[Data records]
_____
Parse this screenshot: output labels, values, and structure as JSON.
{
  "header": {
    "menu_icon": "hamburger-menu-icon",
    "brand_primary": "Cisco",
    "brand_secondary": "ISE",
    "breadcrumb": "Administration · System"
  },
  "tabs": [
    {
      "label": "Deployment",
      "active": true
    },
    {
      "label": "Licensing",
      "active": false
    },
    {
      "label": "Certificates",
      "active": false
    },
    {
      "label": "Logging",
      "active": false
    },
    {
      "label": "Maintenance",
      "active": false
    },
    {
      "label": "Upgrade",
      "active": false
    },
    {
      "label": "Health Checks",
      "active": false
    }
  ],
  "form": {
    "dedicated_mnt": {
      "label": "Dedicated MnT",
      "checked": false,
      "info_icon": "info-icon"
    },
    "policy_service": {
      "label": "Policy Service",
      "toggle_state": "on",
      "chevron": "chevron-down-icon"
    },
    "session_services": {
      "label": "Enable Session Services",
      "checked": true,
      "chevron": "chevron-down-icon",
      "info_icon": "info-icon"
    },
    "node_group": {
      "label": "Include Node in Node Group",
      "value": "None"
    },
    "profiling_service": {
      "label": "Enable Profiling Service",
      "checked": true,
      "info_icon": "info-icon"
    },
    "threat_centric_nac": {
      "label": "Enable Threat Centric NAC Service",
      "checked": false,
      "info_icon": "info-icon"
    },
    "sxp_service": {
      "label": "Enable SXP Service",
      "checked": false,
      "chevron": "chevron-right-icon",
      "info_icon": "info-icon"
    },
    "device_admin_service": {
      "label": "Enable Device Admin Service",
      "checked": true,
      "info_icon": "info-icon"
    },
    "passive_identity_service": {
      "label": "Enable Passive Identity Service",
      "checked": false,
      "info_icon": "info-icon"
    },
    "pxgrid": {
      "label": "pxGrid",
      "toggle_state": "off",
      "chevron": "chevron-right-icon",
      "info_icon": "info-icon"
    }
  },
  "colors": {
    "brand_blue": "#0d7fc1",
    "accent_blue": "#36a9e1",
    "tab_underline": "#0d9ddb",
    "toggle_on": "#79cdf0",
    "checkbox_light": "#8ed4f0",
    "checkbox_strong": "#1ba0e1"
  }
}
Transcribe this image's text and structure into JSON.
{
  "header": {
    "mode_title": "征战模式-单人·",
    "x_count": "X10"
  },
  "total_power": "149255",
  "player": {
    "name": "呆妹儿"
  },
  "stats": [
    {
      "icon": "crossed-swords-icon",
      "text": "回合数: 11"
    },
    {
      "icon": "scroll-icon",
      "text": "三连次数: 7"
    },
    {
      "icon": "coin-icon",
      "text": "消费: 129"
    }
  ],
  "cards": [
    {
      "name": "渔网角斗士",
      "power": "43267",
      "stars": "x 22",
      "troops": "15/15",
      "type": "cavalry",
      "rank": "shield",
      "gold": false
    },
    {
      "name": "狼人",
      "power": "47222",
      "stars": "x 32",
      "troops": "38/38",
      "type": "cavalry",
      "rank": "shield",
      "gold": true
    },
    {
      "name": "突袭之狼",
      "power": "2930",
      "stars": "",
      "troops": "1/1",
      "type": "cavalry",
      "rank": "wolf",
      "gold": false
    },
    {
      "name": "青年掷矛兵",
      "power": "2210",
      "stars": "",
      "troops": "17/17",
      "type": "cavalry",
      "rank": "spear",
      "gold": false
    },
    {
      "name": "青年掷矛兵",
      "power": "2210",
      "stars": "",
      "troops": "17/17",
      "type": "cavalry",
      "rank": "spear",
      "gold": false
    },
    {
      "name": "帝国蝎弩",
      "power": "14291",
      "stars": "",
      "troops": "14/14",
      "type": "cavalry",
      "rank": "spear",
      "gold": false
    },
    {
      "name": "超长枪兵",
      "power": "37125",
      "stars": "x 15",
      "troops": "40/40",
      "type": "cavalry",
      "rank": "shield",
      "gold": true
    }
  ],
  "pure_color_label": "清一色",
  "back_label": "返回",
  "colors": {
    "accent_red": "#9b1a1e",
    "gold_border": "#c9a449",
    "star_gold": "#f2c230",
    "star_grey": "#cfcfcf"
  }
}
_____
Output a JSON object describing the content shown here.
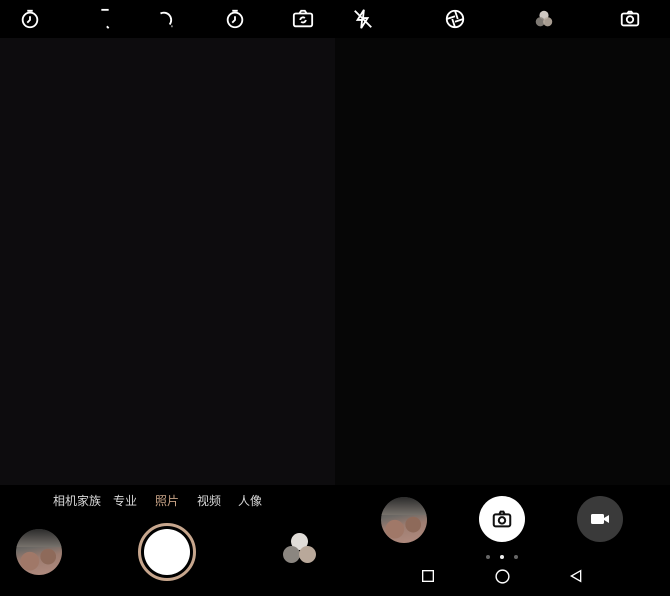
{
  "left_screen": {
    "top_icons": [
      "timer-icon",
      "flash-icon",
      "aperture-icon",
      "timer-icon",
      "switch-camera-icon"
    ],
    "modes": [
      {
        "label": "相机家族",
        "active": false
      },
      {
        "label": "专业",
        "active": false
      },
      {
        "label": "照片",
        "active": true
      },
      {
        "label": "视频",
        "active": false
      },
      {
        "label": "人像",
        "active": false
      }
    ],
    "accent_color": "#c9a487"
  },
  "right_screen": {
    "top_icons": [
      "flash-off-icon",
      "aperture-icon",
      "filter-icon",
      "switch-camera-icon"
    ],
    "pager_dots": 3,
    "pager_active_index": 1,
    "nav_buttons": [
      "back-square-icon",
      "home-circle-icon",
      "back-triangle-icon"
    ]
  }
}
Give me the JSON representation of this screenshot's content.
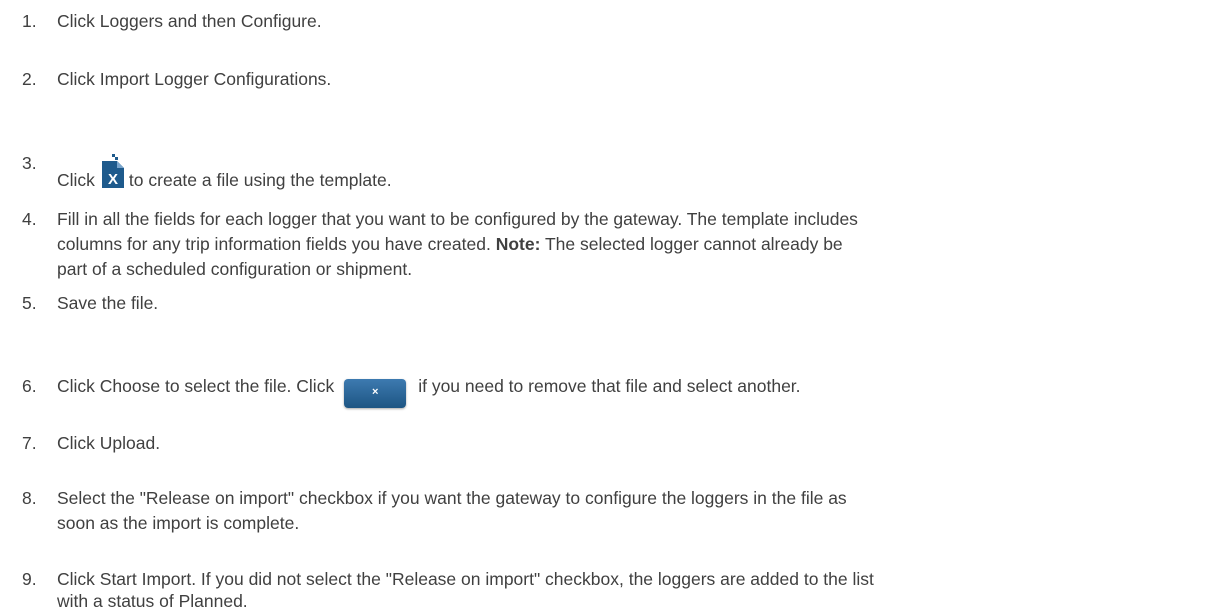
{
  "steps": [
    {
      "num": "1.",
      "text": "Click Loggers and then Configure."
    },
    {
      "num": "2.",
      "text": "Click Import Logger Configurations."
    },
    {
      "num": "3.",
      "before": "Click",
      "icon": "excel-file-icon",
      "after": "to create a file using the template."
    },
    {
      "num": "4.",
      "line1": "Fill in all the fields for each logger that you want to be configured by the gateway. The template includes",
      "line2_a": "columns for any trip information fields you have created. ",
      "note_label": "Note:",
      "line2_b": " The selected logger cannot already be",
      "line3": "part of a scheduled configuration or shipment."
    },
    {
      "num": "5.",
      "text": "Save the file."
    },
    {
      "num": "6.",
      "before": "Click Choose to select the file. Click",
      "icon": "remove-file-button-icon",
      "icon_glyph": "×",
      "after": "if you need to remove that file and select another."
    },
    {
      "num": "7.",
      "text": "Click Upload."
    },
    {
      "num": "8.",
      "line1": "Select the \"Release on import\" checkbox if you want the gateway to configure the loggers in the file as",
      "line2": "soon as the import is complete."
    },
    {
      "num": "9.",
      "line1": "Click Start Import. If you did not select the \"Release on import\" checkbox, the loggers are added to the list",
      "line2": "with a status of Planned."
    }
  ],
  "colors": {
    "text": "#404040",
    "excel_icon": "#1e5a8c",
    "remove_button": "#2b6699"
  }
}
_____
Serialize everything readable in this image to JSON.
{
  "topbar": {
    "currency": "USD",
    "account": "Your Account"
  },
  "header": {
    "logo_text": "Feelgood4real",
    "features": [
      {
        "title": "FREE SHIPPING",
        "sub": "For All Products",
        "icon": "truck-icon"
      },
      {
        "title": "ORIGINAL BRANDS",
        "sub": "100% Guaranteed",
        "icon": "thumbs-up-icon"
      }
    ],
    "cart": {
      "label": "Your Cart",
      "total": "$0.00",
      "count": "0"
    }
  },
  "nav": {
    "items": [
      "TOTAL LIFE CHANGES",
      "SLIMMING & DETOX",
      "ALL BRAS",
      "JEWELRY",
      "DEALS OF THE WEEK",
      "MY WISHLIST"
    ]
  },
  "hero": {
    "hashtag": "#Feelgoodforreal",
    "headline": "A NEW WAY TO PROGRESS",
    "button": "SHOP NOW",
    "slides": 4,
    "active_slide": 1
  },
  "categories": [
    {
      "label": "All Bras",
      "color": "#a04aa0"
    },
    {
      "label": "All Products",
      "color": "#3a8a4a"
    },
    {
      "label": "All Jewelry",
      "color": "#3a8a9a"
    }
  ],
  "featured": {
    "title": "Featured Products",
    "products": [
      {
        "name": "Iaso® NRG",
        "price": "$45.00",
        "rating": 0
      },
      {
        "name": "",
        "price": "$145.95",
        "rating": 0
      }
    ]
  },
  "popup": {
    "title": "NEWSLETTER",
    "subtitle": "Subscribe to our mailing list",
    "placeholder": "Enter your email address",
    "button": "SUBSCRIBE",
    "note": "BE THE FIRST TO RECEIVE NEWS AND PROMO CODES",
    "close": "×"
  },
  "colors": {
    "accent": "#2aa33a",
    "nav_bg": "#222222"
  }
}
_____
• **Set task**:
Of all the lines in the entries, how many contain the word "gateway"? Give only the number.

• **Answer below**:
2